### PASSAGE TO READ
Southwest Washington League
- Classification: Class-D
- Sport: Minor league baseball
- First season: 1903
- Folded: 1906
- No. of teams: 5
- Country: United States

= Southwest Washington League =

Minor League Baseball circuit

The Southwest Washington League was a Class-D level Minor League Baseball circuit based in the southwest region of Washington state that played three seasons from 1903 to 1906. The league teams played six times a week, but only the weekend games counted in the standings.

==History==

Teams in the league included the Aberdeen Pippins, Centralia Midgets, Hoquiam Loggers, Montesano Farmers and Olympia Senators. The first league president was John P. Fink of Olympia, Washington. He was succeed in 1904 by Colonel Fox of Aberdeen, Washington. The inaugural league championship was won by the Aberdeen Pippins, who finished the season with a .611 winning percentage. The Hoquiam Loggers won the league pennant in 1904 with a 13–4 win–loss record. During league meetings before the 1905 season, William E. Campbell of Hoquiam, Washington was elected league president.

### DATASET EXCERPTS
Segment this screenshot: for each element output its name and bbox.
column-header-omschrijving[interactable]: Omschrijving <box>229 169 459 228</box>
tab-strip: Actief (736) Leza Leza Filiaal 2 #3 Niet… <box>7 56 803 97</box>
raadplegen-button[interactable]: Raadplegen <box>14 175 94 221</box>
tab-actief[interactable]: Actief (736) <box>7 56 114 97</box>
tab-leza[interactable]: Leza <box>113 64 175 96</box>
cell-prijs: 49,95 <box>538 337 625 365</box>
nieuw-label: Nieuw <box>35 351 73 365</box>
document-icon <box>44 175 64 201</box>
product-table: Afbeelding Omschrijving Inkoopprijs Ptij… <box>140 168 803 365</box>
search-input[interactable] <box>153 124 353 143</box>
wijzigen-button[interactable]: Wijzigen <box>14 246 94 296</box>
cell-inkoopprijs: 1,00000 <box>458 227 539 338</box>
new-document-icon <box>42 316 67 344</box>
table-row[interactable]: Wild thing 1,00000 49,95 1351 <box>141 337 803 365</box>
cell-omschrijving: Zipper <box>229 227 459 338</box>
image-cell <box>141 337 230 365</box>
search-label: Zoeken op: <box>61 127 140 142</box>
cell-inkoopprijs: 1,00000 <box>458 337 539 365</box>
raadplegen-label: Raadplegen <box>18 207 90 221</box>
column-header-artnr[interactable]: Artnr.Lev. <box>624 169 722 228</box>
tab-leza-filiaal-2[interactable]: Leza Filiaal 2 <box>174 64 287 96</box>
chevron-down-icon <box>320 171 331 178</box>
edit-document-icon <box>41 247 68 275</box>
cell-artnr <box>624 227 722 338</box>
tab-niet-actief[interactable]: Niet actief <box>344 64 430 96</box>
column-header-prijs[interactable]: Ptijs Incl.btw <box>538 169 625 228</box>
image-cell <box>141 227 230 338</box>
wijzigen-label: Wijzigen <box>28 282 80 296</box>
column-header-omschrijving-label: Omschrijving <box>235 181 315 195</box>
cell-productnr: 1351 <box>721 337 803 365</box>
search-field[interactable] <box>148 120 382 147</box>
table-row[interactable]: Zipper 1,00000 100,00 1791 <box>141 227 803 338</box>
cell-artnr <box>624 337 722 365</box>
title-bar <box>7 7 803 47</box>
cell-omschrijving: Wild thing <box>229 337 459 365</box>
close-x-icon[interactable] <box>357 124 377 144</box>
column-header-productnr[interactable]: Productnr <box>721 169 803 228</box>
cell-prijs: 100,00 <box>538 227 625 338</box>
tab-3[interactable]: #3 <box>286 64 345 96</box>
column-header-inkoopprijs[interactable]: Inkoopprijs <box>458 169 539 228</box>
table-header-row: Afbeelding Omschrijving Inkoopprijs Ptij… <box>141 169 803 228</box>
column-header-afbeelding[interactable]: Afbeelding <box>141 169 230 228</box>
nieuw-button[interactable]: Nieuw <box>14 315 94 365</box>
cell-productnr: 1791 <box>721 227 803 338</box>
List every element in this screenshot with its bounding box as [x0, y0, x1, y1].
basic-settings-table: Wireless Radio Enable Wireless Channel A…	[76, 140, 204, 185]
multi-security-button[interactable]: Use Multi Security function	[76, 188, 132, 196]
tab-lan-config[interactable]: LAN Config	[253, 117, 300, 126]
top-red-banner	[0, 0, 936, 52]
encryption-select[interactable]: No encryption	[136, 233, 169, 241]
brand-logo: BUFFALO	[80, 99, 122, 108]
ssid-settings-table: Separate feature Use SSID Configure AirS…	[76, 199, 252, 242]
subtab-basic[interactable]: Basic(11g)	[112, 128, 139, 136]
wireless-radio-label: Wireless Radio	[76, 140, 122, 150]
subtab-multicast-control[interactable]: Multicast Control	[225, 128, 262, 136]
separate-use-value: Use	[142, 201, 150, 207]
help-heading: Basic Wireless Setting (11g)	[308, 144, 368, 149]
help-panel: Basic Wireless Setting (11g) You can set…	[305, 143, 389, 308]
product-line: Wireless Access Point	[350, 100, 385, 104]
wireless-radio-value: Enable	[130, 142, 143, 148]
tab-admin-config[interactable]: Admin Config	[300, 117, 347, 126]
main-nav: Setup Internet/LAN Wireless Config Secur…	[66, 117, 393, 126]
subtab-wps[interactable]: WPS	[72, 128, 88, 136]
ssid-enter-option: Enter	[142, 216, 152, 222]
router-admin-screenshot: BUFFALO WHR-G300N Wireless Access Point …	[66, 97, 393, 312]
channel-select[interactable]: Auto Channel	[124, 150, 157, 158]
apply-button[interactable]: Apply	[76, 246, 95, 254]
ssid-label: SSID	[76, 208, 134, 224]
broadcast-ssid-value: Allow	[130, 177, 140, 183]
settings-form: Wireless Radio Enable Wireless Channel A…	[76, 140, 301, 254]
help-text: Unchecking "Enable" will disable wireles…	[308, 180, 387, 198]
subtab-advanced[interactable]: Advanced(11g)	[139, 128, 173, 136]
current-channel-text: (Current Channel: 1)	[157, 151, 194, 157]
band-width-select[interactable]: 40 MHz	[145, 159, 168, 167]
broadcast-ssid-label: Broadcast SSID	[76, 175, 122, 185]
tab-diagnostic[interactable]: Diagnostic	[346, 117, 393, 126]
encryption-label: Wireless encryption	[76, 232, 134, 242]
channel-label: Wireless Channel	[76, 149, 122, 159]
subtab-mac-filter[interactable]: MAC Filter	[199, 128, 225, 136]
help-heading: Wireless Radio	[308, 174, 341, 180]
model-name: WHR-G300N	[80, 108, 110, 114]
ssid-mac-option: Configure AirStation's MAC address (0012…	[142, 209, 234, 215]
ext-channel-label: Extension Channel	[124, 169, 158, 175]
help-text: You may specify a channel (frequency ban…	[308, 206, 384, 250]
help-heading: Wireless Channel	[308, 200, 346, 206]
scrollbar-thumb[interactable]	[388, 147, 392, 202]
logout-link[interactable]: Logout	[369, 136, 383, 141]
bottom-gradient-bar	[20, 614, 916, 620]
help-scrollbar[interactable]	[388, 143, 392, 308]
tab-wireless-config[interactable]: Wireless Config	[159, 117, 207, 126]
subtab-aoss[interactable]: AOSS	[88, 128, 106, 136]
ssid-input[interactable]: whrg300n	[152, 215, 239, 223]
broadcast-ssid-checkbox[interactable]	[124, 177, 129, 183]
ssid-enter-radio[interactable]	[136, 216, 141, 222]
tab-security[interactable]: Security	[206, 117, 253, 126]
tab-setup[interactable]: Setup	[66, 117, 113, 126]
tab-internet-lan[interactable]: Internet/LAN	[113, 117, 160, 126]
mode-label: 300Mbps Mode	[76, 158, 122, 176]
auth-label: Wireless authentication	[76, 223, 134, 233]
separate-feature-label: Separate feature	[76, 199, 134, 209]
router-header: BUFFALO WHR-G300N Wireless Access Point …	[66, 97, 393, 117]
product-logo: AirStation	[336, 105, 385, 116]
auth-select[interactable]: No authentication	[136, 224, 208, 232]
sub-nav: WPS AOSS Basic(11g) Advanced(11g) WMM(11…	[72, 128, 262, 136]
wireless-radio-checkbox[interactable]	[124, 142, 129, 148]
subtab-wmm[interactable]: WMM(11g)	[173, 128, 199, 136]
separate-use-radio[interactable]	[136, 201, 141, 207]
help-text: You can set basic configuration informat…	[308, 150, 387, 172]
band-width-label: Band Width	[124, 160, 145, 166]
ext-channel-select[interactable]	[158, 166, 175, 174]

### GIVEN TASK
Please reproduce the passage of the Southwest Washington League text word for word, starting with "The Southwest Washington" and going on through "in the standings.".

### CORRECT OUTPUT
The Southwest Washington League was a Class-D level Minor League Baseball circuit based in the southwest region of Washington state that played three seasons from 1903 to 1906. The league teams played six times a week, but only the weekend games counted in the standings.